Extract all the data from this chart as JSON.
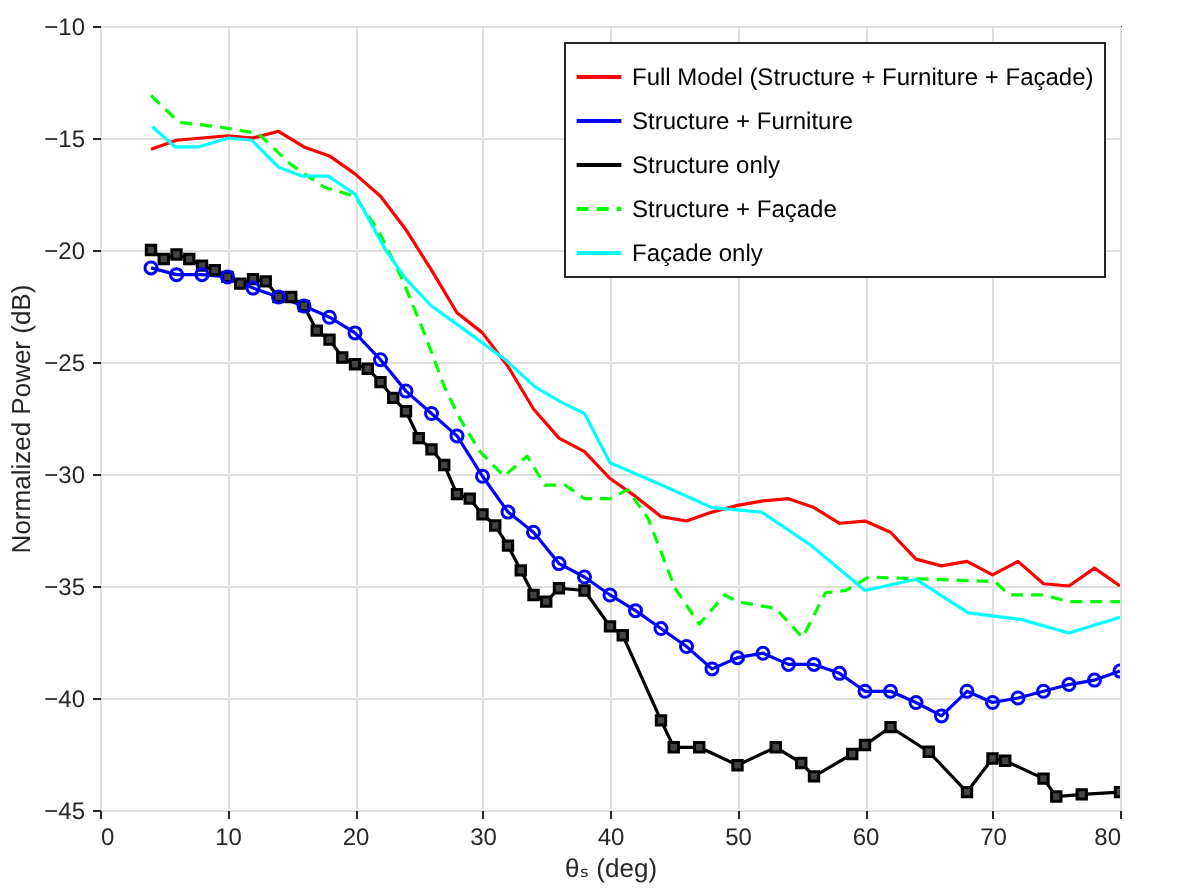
{
  "chart_data": {
    "type": "line",
    "xlabel": "θₛ (deg)",
    "ylabel": "Normalized Power (dB)",
    "xlim": [
      0,
      80
    ],
    "xticks": [
      0,
      10,
      20,
      30,
      40,
      50,
      60,
      70,
      80
    ],
    "ylim": [
      -45,
      -10
    ],
    "yticks": [
      -45,
      -40,
      -35,
      -30,
      -25,
      -20,
      -15,
      -10
    ],
    "grid": true,
    "legend": "top right",
    "series": [
      {
        "name": "Full Model (Structure + Furniture + Façade)",
        "color": "#ff0000",
        "marker": "none",
        "line_style": "solid",
        "x": [
          4,
          6,
          8,
          10,
          12,
          14,
          16,
          18,
          20,
          22,
          24,
          26,
          28,
          30,
          32,
          34,
          36,
          38,
          40,
          42,
          44,
          46,
          48,
          50,
          52,
          54,
          56,
          58,
          60,
          62,
          64,
          66,
          68,
          70,
          72,
          74,
          76,
          78,
          80
        ],
        "values": [
          -15.5,
          -15.1,
          -15.0,
          -14.9,
          -15.0,
          -14.7,
          -15.4,
          -15.8,
          -16.6,
          -17.6,
          -19.1,
          -20.9,
          -22.8,
          -23.7,
          -25.2,
          -27.1,
          -28.4,
          -29.0,
          -30.2,
          -31.0,
          -31.9,
          -32.1,
          -31.7,
          -31.4,
          -31.2,
          -31.1,
          -31.5,
          -32.2,
          -32.1,
          -32.6,
          -33.8,
          -34.1,
          -33.9,
          -34.5,
          -33.9,
          -34.9,
          -35.0,
          -34.2,
          -35.0
        ]
      },
      {
        "name": "Structure + Furniture",
        "color": "#0000ff",
        "marker": "circle",
        "line_style": "solid",
        "x": [
          4,
          6,
          8,
          10,
          12,
          14,
          16,
          18,
          20,
          22,
          24,
          26,
          28,
          30,
          32,
          34,
          36,
          38,
          40,
          42,
          44,
          46,
          48,
          50,
          52,
          54,
          56,
          58,
          60,
          62,
          64,
          66,
          68,
          70,
          72,
          74,
          76,
          78,
          80
        ],
        "values": [
          -20.8,
          -21.1,
          -21.1,
          -21.2,
          -21.7,
          -22.1,
          -22.5,
          -23.0,
          -23.7,
          -24.9,
          -26.3,
          -27.3,
          -28.3,
          -30.1,
          -31.7,
          -32.6,
          -34.0,
          -34.6,
          -35.4,
          -36.1,
          -36.9,
          -37.7,
          -38.7,
          -38.2,
          -38.0,
          -38.5,
          -38.5,
          -38.9,
          -39.7,
          -39.7,
          -40.2,
          -40.8,
          -39.7,
          -40.2,
          -40.0,
          -39.7,
          -39.4,
          -39.2,
          -38.8
        ]
      },
      {
        "name": "Structure only",
        "color": "#000000",
        "marker": "square",
        "line_style": "solid",
        "x": [
          4,
          5,
          6,
          7,
          8,
          9,
          10,
          11,
          12,
          13,
          14,
          15,
          16,
          17,
          18,
          19,
          20,
          21,
          22,
          23,
          24,
          25,
          26,
          27,
          28,
          29,
          30,
          31,
          32,
          33,
          34,
          35,
          36,
          38,
          40,
          41,
          44,
          45,
          47,
          50,
          53,
          55,
          56,
          59,
          60,
          62,
          65,
          68,
          70,
          71,
          74,
          75,
          77,
          80
        ],
        "values": [
          -20.0,
          -20.4,
          -20.2,
          -20.4,
          -20.7,
          -20.9,
          -21.2,
          -21.5,
          -21.3,
          -21.4,
          -22.1,
          -22.1,
          -22.5,
          -23.6,
          -24.0,
          -24.8,
          -25.1,
          -25.3,
          -25.9,
          -26.6,
          -27.2,
          -28.4,
          -28.9,
          -29.6,
          -30.9,
          -31.1,
          -31.8,
          -32.3,
          -33.2,
          -34.3,
          -35.4,
          -35.7,
          -35.1,
          -35.2,
          -36.8,
          -37.2,
          -41.0,
          -42.2,
          -42.2,
          -43.0,
          -42.2,
          -42.9,
          -43.5,
          -42.5,
          -42.1,
          -41.3,
          -42.4,
          -44.2,
          -42.7,
          -42.8,
          -43.6,
          -44.4,
          -44.3,
          -44.2
        ]
      },
      {
        "name": "Structure + Façade",
        "color": "#00ff00",
        "marker": "none",
        "line_style": "dashed",
        "x": [
          4,
          6.2,
          9.3,
          12.4,
          15,
          17.6,
          20,
          21.9,
          23.7,
          25.5,
          27,
          28.2,
          29.8,
          31.7,
          33.5,
          34.9,
          36.5,
          38,
          40,
          41.4,
          43,
          45.1,
          47,
          49,
          50,
          53,
          55.1,
          56.9,
          58.5,
          60.3,
          70.2,
          71.3,
          74,
          76,
          80
        ],
        "values": [
          -13.1,
          -14.3,
          -14.5,
          -14.8,
          -16.2,
          -17.2,
          -17.6,
          -19.2,
          -21.3,
          -23.8,
          -26.1,
          -27.5,
          -29.0,
          -30.1,
          -29.2,
          -30.5,
          -30.5,
          -31.1,
          -31.1,
          -30.7,
          -32.0,
          -35.1,
          -36.7,
          -35.4,
          -35.7,
          -36.0,
          -37.3,
          -35.3,
          -35.2,
          -34.6,
          -34.8,
          -35.4,
          -35.4,
          -35.7,
          -35.7
        ]
      },
      {
        "name": "Façade only",
        "color": "#00ffff",
        "marker": "none",
        "line_style": "solid",
        "x": [
          4.1,
          5.9,
          7.7,
          10.1,
          11.9,
          14,
          15.8,
          17.9,
          20,
          22.4,
          24,
          26,
          28.2,
          31.8,
          34.1,
          36.2,
          38,
          40,
          44.1,
          48,
          51.9,
          55.8,
          60,
          64,
          68.1,
          72.3,
          76,
          80
        ],
        "values": [
          -14.5,
          -15.4,
          -15.4,
          -15.0,
          -15.1,
          -16.3,
          -16.7,
          -16.7,
          -17.5,
          -20.0,
          -21.3,
          -22.5,
          -23.4,
          -24.9,
          -26.1,
          -26.8,
          -27.3,
          -29.5,
          -30.5,
          -31.5,
          -31.7,
          -33.2,
          -35.2,
          -34.7,
          -36.2,
          -36.5,
          -37.1,
          -36.4
        ]
      }
    ]
  }
}
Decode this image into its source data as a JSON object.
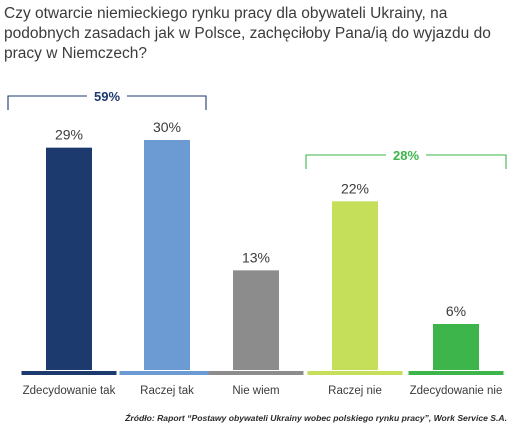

Short problem
Omit the pictures and output all of the other material exactly.

Answer to this task
Extract all the data from this chart as JSON.
{
  "chart_data": {
    "type": "line",
    "xlabel": "θₛ (deg)",
    "ylabel": "Normalized Power (dB)",
    "xlim": [
      0,
      80
    ],
    "xticks": [
      0,
      10,
      20,
      30,
      40,
      50,
      60,
      70,
      80
    ],
    "ylim": [
      -45,
      -10
    ],
    "yticks": [
      -45,
      -40,
      -35,
      -30,
      -25,
      -20,
      -15,
      -10
    ],
    "grid": true,
    "legend": "top right",
    "series": [
      {
        "name": "Full Model (Structure + Furniture + Façade)",
        "color": "#ff0000",
        "marker": "none",
        "line_style": "solid",
        "x": [
          4,
          6,
          8,
          10,
          12,
          14,
          16,
          18,
          20,
          22,
          24,
          26,
          28,
          30,
          32,
          34,
          36,
          38,
          40,
          42,
          44,
          46,
          48,
          50,
          52,
          54,
          56,
          58,
          60,
          62,
          64,
          66,
          68,
          70,
          72,
          74,
          76,
          78,
          80
        ],
        "values": [
          -15.5,
          -15.1,
          -15.0,
          -14.9,
          -15.0,
          -14.7,
          -15.4,
          -15.8,
          -16.6,
          -17.6,
          -19.1,
          -20.9,
          -22.8,
          -23.7,
          -25.2,
          -27.1,
          -28.4,
          -29.0,
          -30.2,
          -31.0,
          -31.9,
          -32.1,
          -31.7,
          -31.4,
          -31.2,
          -31.1,
          -31.5,
          -32.2,
          -32.1,
          -32.6,
          -33.8,
          -34.1,
          -33.9,
          -34.5,
          -33.9,
          -34.9,
          -35.0,
          -34.2,
          -35.0
        ]
      },
      {
        "name": "Structure + Furniture",
        "color": "#0000ff",
        "marker": "circle",
        "line_style": "solid",
        "x": [
          4,
          6,
          8,
          10,
          12,
          14,
          16,
          18,
          20,
          22,
          24,
          26,
          28,
          30,
          32,
          34,
          36,
          38,
          40,
          42,
          44,
          46,
          48,
          50,
          52,
          54,
          56,
          58,
          60,
          62,
          64,
          66,
          68,
          70,
          72,
          74,
          76,
          78,
          80
        ],
        "values": [
          -20.8,
          -21.1,
          -21.1,
          -21.2,
          -21.7,
          -22.1,
          -22.5,
          -23.0,
          -23.7,
          -24.9,
          -26.3,
          -27.3,
          -28.3,
          -30.1,
          -31.7,
          -32.6,
          -34.0,
          -34.6,
          -35.4,
          -36.1,
          -36.9,
          -37.7,
          -38.7,
          -38.2,
          -38.0,
          -38.5,
          -38.5,
          -38.9,
          -39.7,
          -39.7,
          -40.2,
          -40.8,
          -39.7,
          -40.2,
          -40.0,
          -39.7,
          -39.4,
          -39.2,
          -38.8
        ]
      },
      {
        "name": "Structure only",
        "color": "#000000",
        "marker": "square",
        "line_style": "solid",
        "x": [
          4,
          5,
          6,
          7,
          8,
          9,
          10,
          11,
          12,
          13,
          14,
          15,
          16,
          17,
          18,
          19,
          20,
          21,
          22,
          23,
          24,
          25,
          26,
          27,
          28,
          29,
          30,
          31,
          32,
          33,
          34,
          35,
          36,
          38,
          40,
          41,
          44,
          45,
          47,
          50,
          53,
          55,
          56,
          59,
          60,
          62,
          65,
          68,
          70,
          71,
          74,
          75,
          77,
          80
        ],
        "values": [
          -20.0,
          -20.4,
          -20.2,
          -20.4,
          -20.7,
          -20.9,
          -21.2,
          -21.5,
          -21.3,
          -21.4,
          -22.1,
          -22.1,
          -22.5,
          -23.6,
          -24.0,
          -24.8,
          -25.1,
          -25.3,
          -25.9,
          -26.6,
          -27.2,
          -28.4,
          -28.9,
          -29.6,
          -30.9,
          -31.1,
          -31.8,
          -32.3,
          -33.2,
          -34.3,
          -35.4,
          -35.7,
          -35.1,
          -35.2,
          -36.8,
          -37.2,
          -41.0,
          -42.2,
          -42.2,
          -43.0,
          -42.2,
          -42.9,
          -43.5,
          -42.5,
          -42.1,
          -41.3,
          -42.4,
          -44.2,
          -42.7,
          -42.8,
          -43.6,
          -44.4,
          -44.3,
          -44.2
        ]
      },
      {
        "name": "Structure + Façade",
        "color": "#00ff00",
        "marker": "none",
        "line_style": "dashed",
        "x": [
          4,
          6.2,
          9.3,
          12.4,
          15,
          17.6,
          20,
          21.9,
          23.7,
          25.5,
          27,
          28.2,
          29.8,
          31.7,
          33.5,
          34.9,
          36.5,
          38,
          40,
          41.4,
          43,
          45.1,
          47,
          49,
          50,
          53,
          55.1,
          56.9,
          58.5,
          60.3,
          70.2,
          71.3,
          74,
          76,
          80
        ],
        "values": [
          -13.1,
          -14.3,
          -14.5,
          -14.8,
          -16.2,
          -17.2,
          -17.6,
          -19.2,
          -21.3,
          -23.8,
          -26.1,
          -27.5,
          -29.0,
          -30.1,
          -29.2,
          -30.5,
          -30.5,
          -31.1,
          -31.1,
          -30.7,
          -32.0,
          -35.1,
          -36.7,
          -35.4,
          -35.7,
          -36.0,
          -37.3,
          -35.3,
          -35.2,
          -34.6,
          -34.8,
          -35.4,
          -35.4,
          -35.7,
          -35.7
        ]
      },
      {
        "name": "Façade only",
        "color": "#00ffff",
        "marker": "none",
        "line_style": "solid",
        "x": [
          4.1,
          5.9,
          7.7,
          10.1,
          11.9,
          14,
          15.8,
          17.9,
          20,
          22.4,
          24,
          26,
          28.2,
          31.8,
          34.1,
          36.2,
          38,
          40,
          44.1,
          48,
          51.9,
          55.8,
          60,
          64,
          68.1,
          72.3,
          76,
          80
        ],
        "values": [
          -14.5,
          -15.4,
          -15.4,
          -15.0,
          -15.1,
          -16.3,
          -16.7,
          -16.7,
          -17.5,
          -20.0,
          -21.3,
          -22.5,
          -23.4,
          -24.9,
          -26.1,
          -26.8,
          -27.3,
          -29.5,
          -30.5,
          -31.5,
          -31.7,
          -33.2,
          -35.2,
          -34.7,
          -36.2,
          -36.5,
          -37.1,
          -36.4
        ]
      }
    ]
  }
}
Decode this image into its source data as a JSON object.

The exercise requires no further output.